(Data records)
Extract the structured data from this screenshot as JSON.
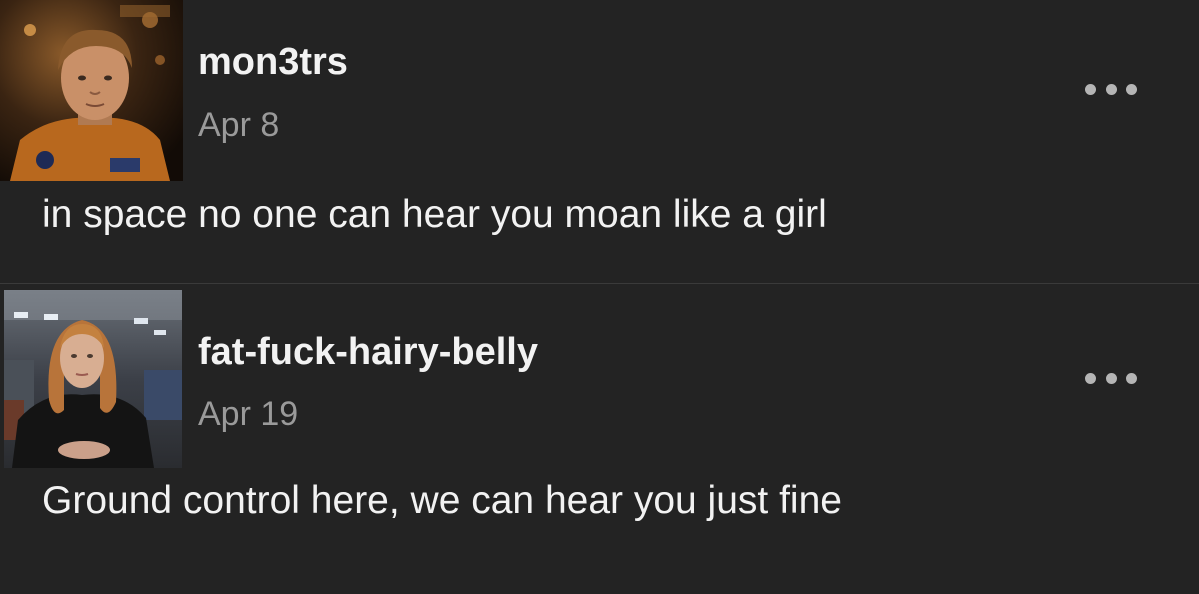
{
  "posts": [
    {
      "username": "mon3trs",
      "date": "Apr 8",
      "text": "in space no one can hear you moan like a girl",
      "avatar_icon": "astronaut-avatar-photo",
      "more_icon": "more-horizontal-icon"
    },
    {
      "username": "fat-fuck-hairy-belly",
      "date": "Apr 19",
      "text": "Ground control here, we can hear you just fine",
      "avatar_icon": "woman-avatar-photo",
      "more_icon": "more-horizontal-icon"
    }
  ],
  "colors": {
    "background": "#232323",
    "text_primary": "#f2f2f2",
    "text_secondary": "#9a9a9a",
    "divider": "#3a3a3a",
    "more_dots": "#b5b5b5"
  }
}
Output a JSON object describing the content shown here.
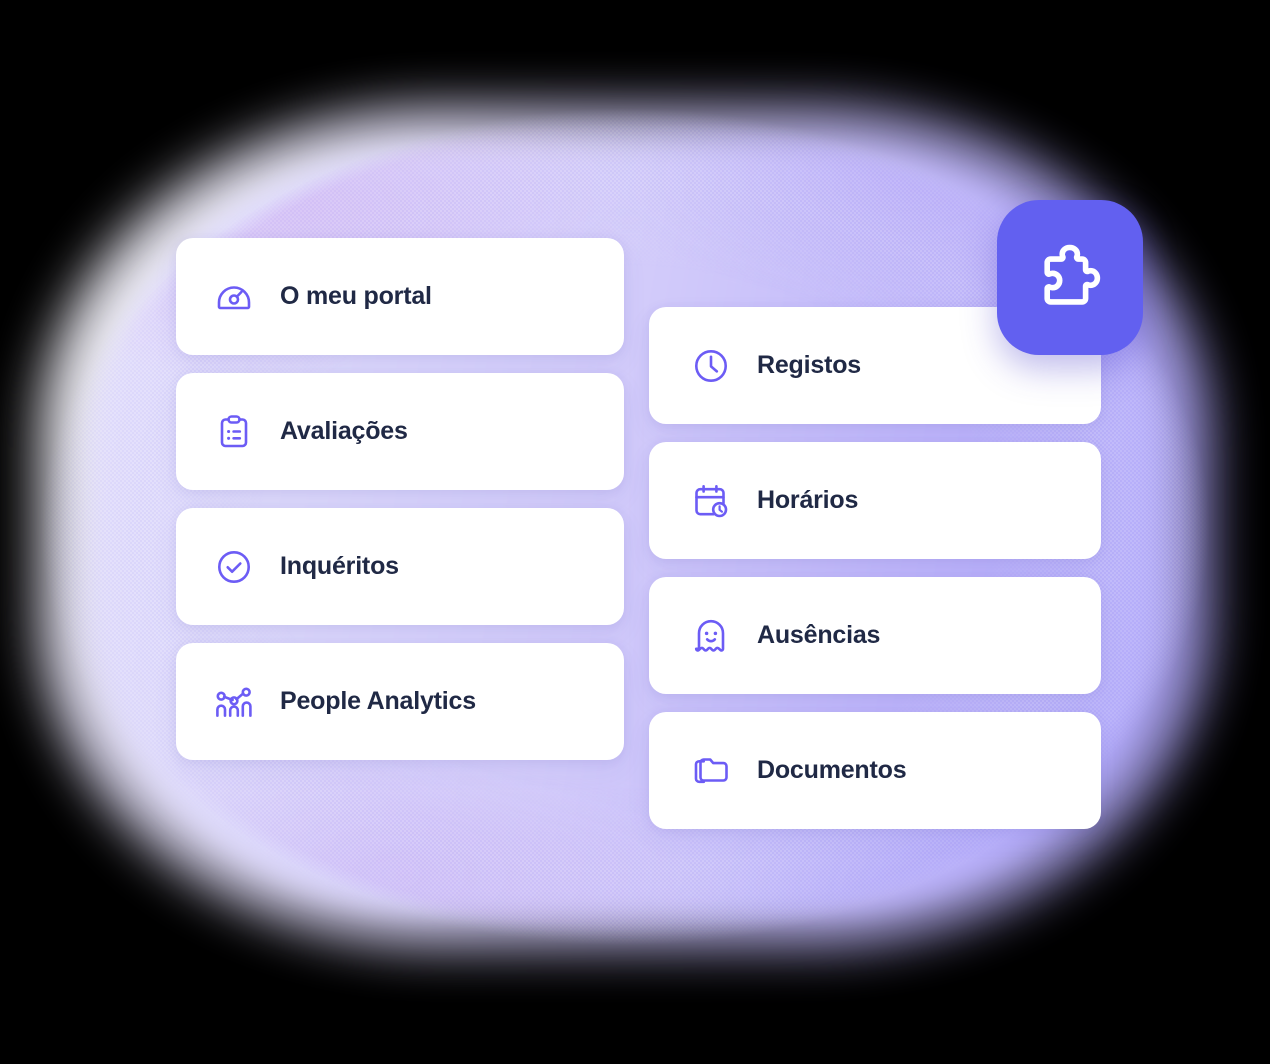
{
  "theme": {
    "accent": "#6260f0",
    "icon_stroke": "#6c5cf5",
    "label_color": "#202945",
    "card_bg": "#ffffff",
    "backdrop_from": "#e6e2fc",
    "backdrop_to": "#ada5fa",
    "page_bg": "#000000"
  },
  "modules": {
    "left_column": [
      {
        "label": "O meu portal",
        "icon": "gauge-icon"
      },
      {
        "label": "Avaliações",
        "icon": "clipboard-checklist-icon"
      },
      {
        "label": "Inquéritos",
        "icon": "check-circle-icon"
      },
      {
        "label": "People Analytics",
        "icon": "analytics-chart-icon"
      }
    ],
    "right_column": [
      {
        "label": "Registos",
        "icon": "clock-icon"
      },
      {
        "label": "Horários",
        "icon": "calendar-clock-icon"
      },
      {
        "label": "Ausências",
        "icon": "ghost-icon"
      },
      {
        "label": "Documentos",
        "icon": "folders-icon"
      }
    ]
  },
  "badge": {
    "icon": "puzzle-piece-icon",
    "color": "#6260f0"
  }
}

= TASK TO COMPLETE =
Write the lines from the line containing "Output a JSON" through the last line of the data out again exactly, and only those lines; pictures stay out.

= ANSWER TO THE TASK =
Output a JSON object describing the content shown here.
{
  "theme": {
    "accent": "#6260f0",
    "icon_stroke": "#6c5cf5",
    "label_color": "#202945",
    "card_bg": "#ffffff",
    "backdrop_from": "#e6e2fc",
    "backdrop_to": "#ada5fa",
    "page_bg": "#000000"
  },
  "modules": {
    "left_column": [
      {
        "label": "O meu portal",
        "icon": "gauge-icon"
      },
      {
        "label": "Avaliações",
        "icon": "clipboard-checklist-icon"
      },
      {
        "label": "Inquéritos",
        "icon": "check-circle-icon"
      },
      {
        "label": "People Analytics",
        "icon": "analytics-chart-icon"
      }
    ],
    "right_column": [
      {
        "label": "Registos",
        "icon": "clock-icon"
      },
      {
        "label": "Horários",
        "icon": "calendar-clock-icon"
      },
      {
        "label": "Ausências",
        "icon": "ghost-icon"
      },
      {
        "label": "Documentos",
        "icon": "folders-icon"
      }
    ]
  },
  "badge": {
    "icon": "puzzle-piece-icon",
    "color": "#6260f0"
  }
}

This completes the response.